GIVEN INSTRUCTION
Look through the data below. Show each line where the string "icon" occurs.

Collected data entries
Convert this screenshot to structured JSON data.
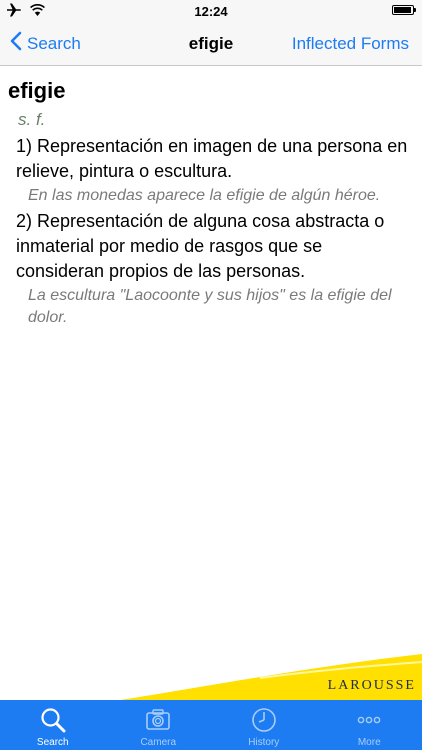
{
  "status_bar": {
    "time": "12:24",
    "battery_level": 0.92
  },
  "nav": {
    "back_label": "Search",
    "title": "efigie",
    "right_label": "Inflected Forms"
  },
  "entry": {
    "headword": "efigie",
    "part_of_speech": "s. f.",
    "senses": [
      {
        "definition": "1) Representación en imagen de una persona en relieve, pintura o escultura.",
        "example": "En las monedas aparece la efigie de algún héroe."
      },
      {
        "definition": "2) Representación de alguna cosa abstracta o inmaterial por medio de rasgos que se consideran propios de las personas.",
        "example": "La escultura \"Laocoonte y sus hijos\" es la efigie del dolor."
      }
    ]
  },
  "banner": {
    "brand": "LAROUSSE",
    "color": "#ffe000"
  },
  "tabs": [
    {
      "label": "Search",
      "icon": "search-icon",
      "active": true
    },
    {
      "label": "Camera",
      "icon": "camera-icon",
      "active": false
    },
    {
      "label": "History",
      "icon": "clock-icon",
      "active": false
    },
    {
      "label": "More",
      "icon": "more-icon",
      "active": false
    }
  ],
  "colors": {
    "accent": "#1d7cf2",
    "tab_inactive": "#a9cdf8"
  }
}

EXERCISE OUTPUT
      "icon": "search-icon",
      "icon": "camera-icon",
      "icon": "clock-icon",
      "icon": "more-icon",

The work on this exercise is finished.